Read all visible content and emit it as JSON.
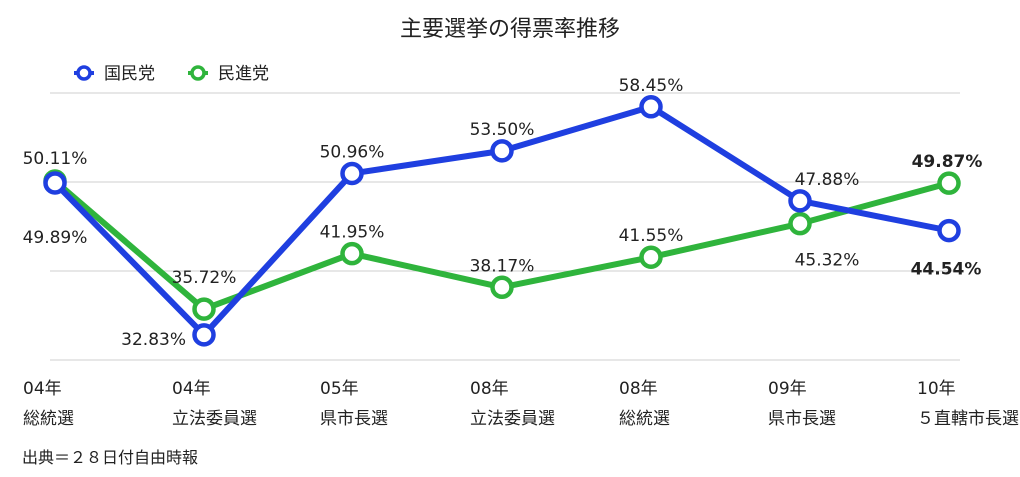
{
  "chart_data": {
    "type": "line",
    "title": "主要選挙の得票率推移",
    "source": "出典＝２８日付自由時報",
    "categories": [
      {
        "line1": "04年",
        "line2": "総統選"
      },
      {
        "line1": "04年",
        "line2": "立法委員選"
      },
      {
        "line1": "05年",
        "line2": "県市長選"
      },
      {
        "line1": "08年",
        "line2": "立法委員選"
      },
      {
        "line1": "08年",
        "line2": "総統選"
      },
      {
        "line1": "09年",
        "line2": "県市長選"
      },
      {
        "line1": "10年",
        "line2": "５直轄市長選"
      }
    ],
    "series": [
      {
        "name": "国民党",
        "color": "#1f3fe0",
        "values": [
          49.89,
          32.83,
          50.96,
          53.5,
          58.45,
          47.88,
          44.54
        ],
        "labels": [
          "49.89%",
          "32.83%",
          "50.96%",
          "53.50%",
          "58.45%",
          "47.88%",
          "44.54%"
        ]
      },
      {
        "name": "民進党",
        "color": "#2fb43c",
        "values": [
          50.11,
          35.72,
          41.95,
          38.17,
          41.55,
          45.32,
          49.87
        ],
        "labels": [
          "50.11%",
          "35.72%",
          "41.95%",
          "38.17%",
          "41.55%",
          "45.32%",
          "49.87%"
        ]
      }
    ],
    "ylim": [
      30,
      60
    ],
    "grid": true,
    "legend_position": "top-left"
  }
}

> [EXERCISE INSTRUCTIONS] Omit the pictures and output all of the other material exactly.

> [CORRECT RESPONSE]
Read all visible content and emit it as JSON.
{
  "chart_data": {
    "type": "line",
    "title": "主要選挙の得票率推移",
    "source": "出典＝２８日付自由時報",
    "categories": [
      {
        "line1": "04年",
        "line2": "総統選"
      },
      {
        "line1": "04年",
        "line2": "立法委員選"
      },
      {
        "line1": "05年",
        "line2": "県市長選"
      },
      {
        "line1": "08年",
        "line2": "立法委員選"
      },
      {
        "line1": "08年",
        "line2": "総統選"
      },
      {
        "line1": "09年",
        "line2": "県市長選"
      },
      {
        "line1": "10年",
        "line2": "５直轄市長選"
      }
    ],
    "series": [
      {
        "name": "国民党",
        "color": "#1f3fe0",
        "values": [
          49.89,
          32.83,
          50.96,
          53.5,
          58.45,
          47.88,
          44.54
        ],
        "labels": [
          "49.89%",
          "32.83%",
          "50.96%",
          "53.50%",
          "58.45%",
          "47.88%",
          "44.54%"
        ]
      },
      {
        "name": "民進党",
        "color": "#2fb43c",
        "values": [
          50.11,
          35.72,
          41.95,
          38.17,
          41.55,
          45.32,
          49.87
        ],
        "labels": [
          "50.11%",
          "35.72%",
          "41.95%",
          "38.17%",
          "41.55%",
          "45.32%",
          "49.87%"
        ]
      }
    ],
    "ylim": [
      30,
      60
    ],
    "grid": true,
    "legend_position": "top-left"
  }
}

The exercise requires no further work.